Copy all the material that follows, keeping every character the same.

:: Data provided ::

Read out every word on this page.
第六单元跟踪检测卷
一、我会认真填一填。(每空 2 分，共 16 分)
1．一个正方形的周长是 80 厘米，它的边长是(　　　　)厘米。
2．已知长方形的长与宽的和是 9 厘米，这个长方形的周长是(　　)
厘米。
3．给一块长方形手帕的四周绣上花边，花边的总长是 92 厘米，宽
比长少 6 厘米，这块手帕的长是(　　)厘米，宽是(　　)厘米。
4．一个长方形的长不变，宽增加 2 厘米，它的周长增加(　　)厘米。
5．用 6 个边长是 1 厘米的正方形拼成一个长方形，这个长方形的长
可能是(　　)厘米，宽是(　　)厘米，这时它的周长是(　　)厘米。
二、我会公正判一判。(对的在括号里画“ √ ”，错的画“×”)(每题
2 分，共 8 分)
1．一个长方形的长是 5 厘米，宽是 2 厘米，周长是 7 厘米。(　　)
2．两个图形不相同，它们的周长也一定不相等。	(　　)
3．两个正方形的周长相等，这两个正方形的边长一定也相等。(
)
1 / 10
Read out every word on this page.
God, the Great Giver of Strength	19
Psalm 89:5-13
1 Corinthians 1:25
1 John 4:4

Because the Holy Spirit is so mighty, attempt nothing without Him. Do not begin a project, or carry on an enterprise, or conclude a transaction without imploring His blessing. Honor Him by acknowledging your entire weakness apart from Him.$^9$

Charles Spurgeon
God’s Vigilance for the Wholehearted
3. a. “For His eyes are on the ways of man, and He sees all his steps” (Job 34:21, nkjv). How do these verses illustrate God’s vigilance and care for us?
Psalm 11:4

:::

Solution for this problem ::
Read out every word on this page.
第六单元跟踪检测卷
一、我会认真填一填。(每空 2 分，共 16 分)
1．一个正方形的周长是 80 厘米，它的边长是(　　　　)厘米。
2．已知长方形的长与宽的和是 9 厘米，这个长方形的周长是(　　)
厘米。
3．给一块长方形手帕的四周绣上花边，花边的总长是 92 厘米，宽
比长少 6 厘米，这块手帕的长是(　　)厘米，宽是(　　)厘米。
4．一个长方形的长不变，宽增加 2 厘米，它的周长增加(　　)厘米。
5．用 6 个边长是 1 厘米的正方形拼成一个长方形，这个长方形的长
可能是(　　)厘米，宽是(　　)厘米，这时它的周长是(　　)厘米。
二、我会公正判一判。(对的在括号里画“ √ ”，错的画“×”)(每题
2 分，共 8 分)
1．一个长方形的长是 5 厘米，宽是 2 厘米，周长是 7 厘米。(　　)
2．两个图形不相同，它们的周长也一定不相等。	(　　)
3．两个正方形的周长相等，这两个正方形的边长一定也相等。(
)
1 / 10
Read out every word on this page.
God, the Great Giver of Strength	19
Psalm 89:5-13
1 Corinthians 1:25
1 John 4:4

Because the Holy Spirit is so mighty, attempt nothing without Him. Do not begin a project, or carry on an enterprise, or conclude a transaction without imploring His blessing. Honor Him by acknowledging your entire weakness apart from Him.$^9$

Charles Spurgeon
God’s Vigilance for the Wholehearted
3. a. “For His eyes are on the ways of man, and He sees all his steps” (Job 34:21, nkjv). How do these verses illustrate God’s vigilance and care for us?
Psalm 11:4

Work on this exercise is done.